* _WHAT IS REQUIRED_:
Pictures appear in the records below; write out everything else exactly.

Records excerpted from a collection:
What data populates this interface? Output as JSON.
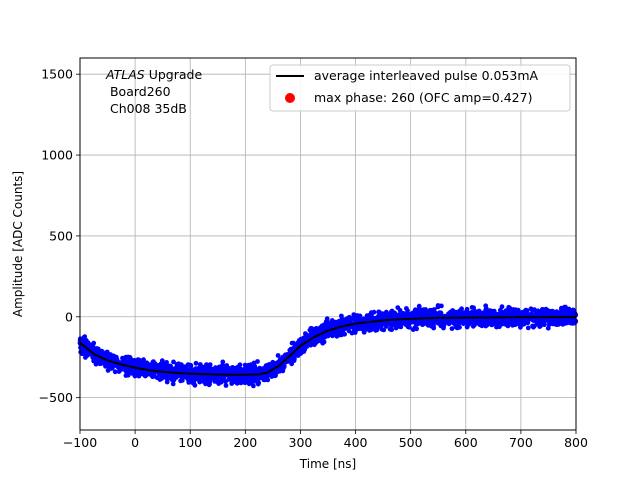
{
  "chart_data": {
    "type": "scatter",
    "xlabel": "Time [ns]",
    "ylabel": "Amplitude [ADC Counts]",
    "xlim": [
      -100,
      800
    ],
    "ylim": [
      -700,
      1600
    ],
    "xticks": [
      -100,
      0,
      100,
      200,
      300,
      400,
      500,
      600,
      700,
      800
    ],
    "yticks": [
      -500,
      0,
      500,
      1000,
      1500
    ],
    "grid": true,
    "legend_position": "upper-right",
    "annotation": {
      "italic": "ATLAS",
      "rest": " Upgrade",
      "line2": " Board260",
      "line3": " Ch008 35dB"
    },
    "series": [
      {
        "name": "average interleaved pulse 0.053mA",
        "kind": "line",
        "color": "#000000",
        "x": [
          -100,
          -75,
          -50,
          -25,
          0,
          25,
          50,
          75,
          100,
          125,
          150,
          175,
          200,
          225,
          240,
          260,
          280,
          300,
          325,
          350,
          375,
          400,
          450,
          500,
          550,
          600,
          650,
          700,
          750,
          800
        ],
        "y": [
          -160,
          -230,
          -270,
          -295,
          -315,
          -330,
          -340,
          -347,
          -352,
          -355,
          -357,
          -358,
          -358,
          -356,
          -345,
          -305,
          -245,
          -180,
          -125,
          -85,
          -60,
          -42,
          -22,
          -12,
          -7,
          -5,
          -4,
          -3,
          -2,
          -2
        ]
      },
      {
        "name": "samples",
        "kind": "scatter",
        "color": "#0000ff",
        "spread": 70
      },
      {
        "name": "max phase: 260 (OFC amp=0.427)",
        "kind": "marker",
        "color": "#ff0000"
      }
    ]
  }
}
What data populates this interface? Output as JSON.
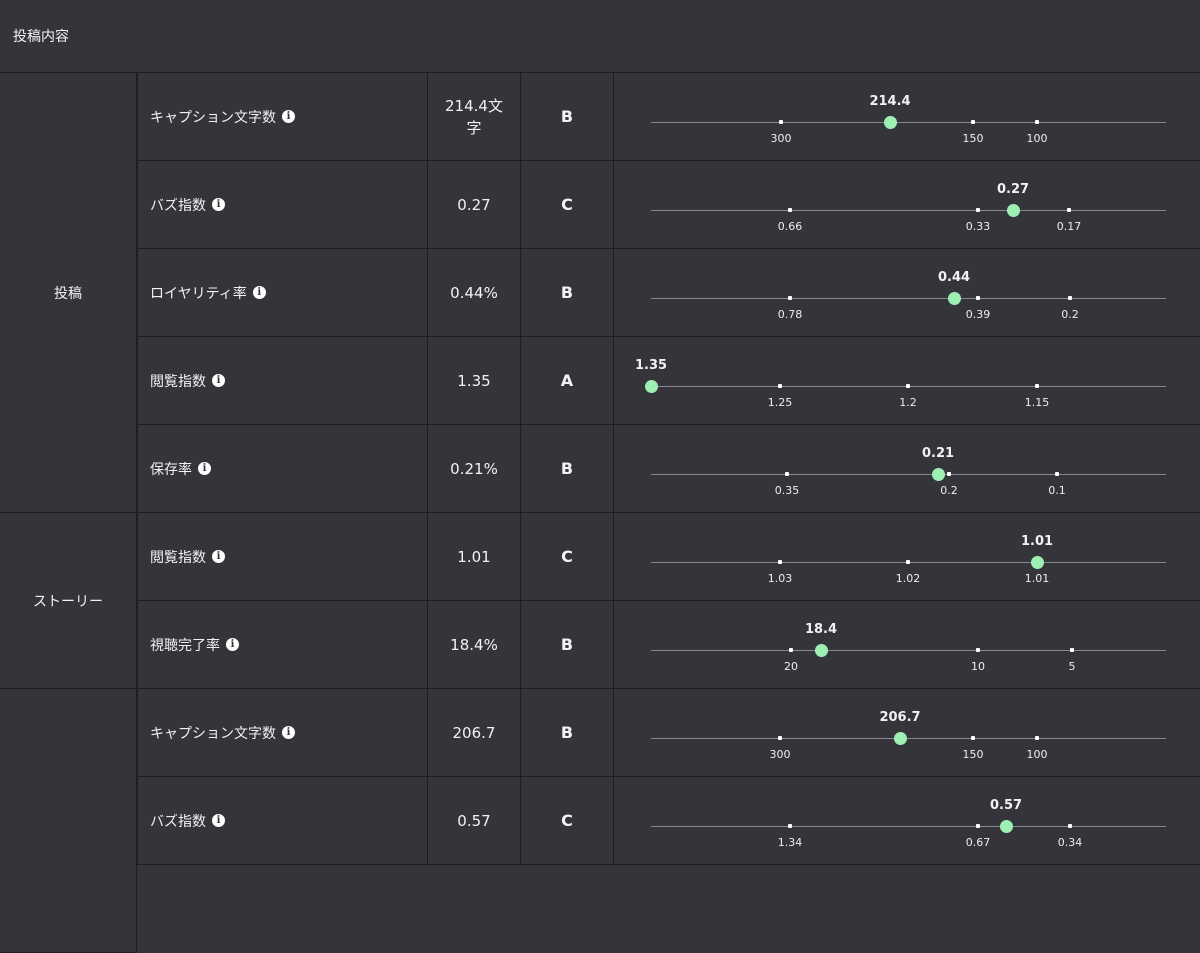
{
  "header": {
    "title": "投稿内容"
  },
  "accent_color": "#9ef0b2",
  "groups": [
    {
      "label": "投稿"
    },
    {
      "label": "ストーリー"
    },
    {
      "label": ""
    }
  ],
  "rows": [
    {
      "metric": "キャプション文字数",
      "value": "214.4文字",
      "grade": "B",
      "ticks": [
        "300",
        "150",
        "100"
      ],
      "marker": "214.4"
    },
    {
      "metric": "バズ指数",
      "value": "0.27",
      "grade": "C",
      "ticks": [
        "0.66",
        "0.33",
        "0.17"
      ],
      "marker": "0.27"
    },
    {
      "metric": "ロイヤリティ率",
      "value": "0.44%",
      "grade": "B",
      "ticks": [
        "0.78",
        "0.39",
        "0.2"
      ],
      "marker": "0.44"
    },
    {
      "metric": "閲覧指数",
      "value": "1.35",
      "grade": "A",
      "ticks": [
        "1.25",
        "1.2",
        "1.15"
      ],
      "marker": "1.35"
    },
    {
      "metric": "保存率",
      "value": "0.21%",
      "grade": "B",
      "ticks": [
        "0.35",
        "0.2",
        "0.1"
      ],
      "marker": "0.21"
    },
    {
      "metric": "閲覧指数",
      "value": "1.01",
      "grade": "C",
      "ticks": [
        "1.03",
        "1.02",
        "1.01"
      ],
      "marker": "1.01"
    },
    {
      "metric": "視聴完了率",
      "value": "18.4%",
      "grade": "B",
      "ticks": [
        "20",
        "10",
        "5"
      ],
      "marker": "18.4"
    },
    {
      "metric": "キャプション文字数",
      "value": "206.7",
      "grade": "B",
      "ticks": [
        "300",
        "150",
        "100"
      ],
      "marker": "206.7"
    },
    {
      "metric": "バズ指数",
      "value": "0.57",
      "grade": "C",
      "ticks": [
        "1.34",
        "0.67",
        "0.34"
      ],
      "marker": "0.57"
    }
  ]
}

* _TASK SOLUTION_:
What data populates this interface? Output as JSON.
{
  "chart_data": {
    "type": "scatter",
    "xlabel": "Time [ns]",
    "ylabel": "Amplitude [ADC Counts]",
    "xlim": [
      -100,
      800
    ],
    "ylim": [
      -700,
      1600
    ],
    "xticks": [
      -100,
      0,
      100,
      200,
      300,
      400,
      500,
      600,
      700,
      800
    ],
    "yticks": [
      -500,
      0,
      500,
      1000,
      1500
    ],
    "grid": true,
    "legend_position": "upper-right",
    "annotation": {
      "italic": "ATLAS",
      "rest": " Upgrade",
      "line2": " Board260",
      "line3": " Ch008 35dB"
    },
    "series": [
      {
        "name": "average interleaved pulse 0.053mA",
        "kind": "line",
        "color": "#000000",
        "x": [
          -100,
          -75,
          -50,
          -25,
          0,
          25,
          50,
          75,
          100,
          125,
          150,
          175,
          200,
          225,
          240,
          260,
          280,
          300,
          325,
          350,
          375,
          400,
          450,
          500,
          550,
          600,
          650,
          700,
          750,
          800
        ],
        "y": [
          -160,
          -230,
          -270,
          -295,
          -315,
          -330,
          -340,
          -347,
          -352,
          -355,
          -357,
          -358,
          -358,
          -356,
          -345,
          -305,
          -245,
          -180,
          -125,
          -85,
          -60,
          -42,
          -22,
          -12,
          -7,
          -5,
          -4,
          -3,
          -2,
          -2
        ]
      },
      {
        "name": "samples",
        "kind": "scatter",
        "color": "#0000ff",
        "spread": 70
      },
      {
        "name": "max phase: 260 (OFC amp=0.427)",
        "kind": "marker",
        "color": "#ff0000"
      }
    ]
  }
}
What data populates this interface? Output as JSON.
{
  "header": {
    "title": "投稿内容"
  },
  "accent_color": "#9ef0b2",
  "groups": [
    {
      "label": "投稿"
    },
    {
      "label": "ストーリー"
    },
    {
      "label": ""
    }
  ],
  "rows": [
    {
      "metric": "キャプション文字数",
      "value": "214.4文字",
      "grade": "B",
      "ticks": [
        "300",
        "150",
        "100"
      ],
      "marker": "214.4"
    },
    {
      "metric": "バズ指数",
      "value": "0.27",
      "grade": "C",
      "ticks": [
        "0.66",
        "0.33",
        "0.17"
      ],
      "marker": "0.27"
    },
    {
      "metric": "ロイヤリティ率",
      "value": "0.44%",
      "grade": "B",
      "ticks": [
        "0.78",
        "0.39",
        "0.2"
      ],
      "marker": "0.44"
    },
    {
      "metric": "閲覧指数",
      "value": "1.35",
      "grade": "A",
      "ticks": [
        "1.25",
        "1.2",
        "1.15"
      ],
      "marker": "1.35"
    },
    {
      "metric": "保存率",
      "value": "0.21%",
      "grade": "B",
      "ticks": [
        "0.35",
        "0.2",
        "0.1"
      ],
      "marker": "0.21"
    },
    {
      "metric": "閲覧指数",
      "value": "1.01",
      "grade": "C",
      "ticks": [
        "1.03",
        "1.02",
        "1.01"
      ],
      "marker": "1.01"
    },
    {
      "metric": "視聴完了率",
      "value": "18.4%",
      "grade": "B",
      "ticks": [
        "20",
        "10",
        "5"
      ],
      "marker": "18.4"
    },
    {
      "metric": "キャプション文字数",
      "value": "206.7",
      "grade": "B",
      "ticks": [
        "300",
        "150",
        "100"
      ],
      "marker": "206.7"
    },
    {
      "metric": "バズ指数",
      "value": "0.57",
      "grade": "C",
      "ticks": [
        "1.34",
        "0.67",
        "0.34"
      ],
      "marker": "0.57"
    }
  ]
}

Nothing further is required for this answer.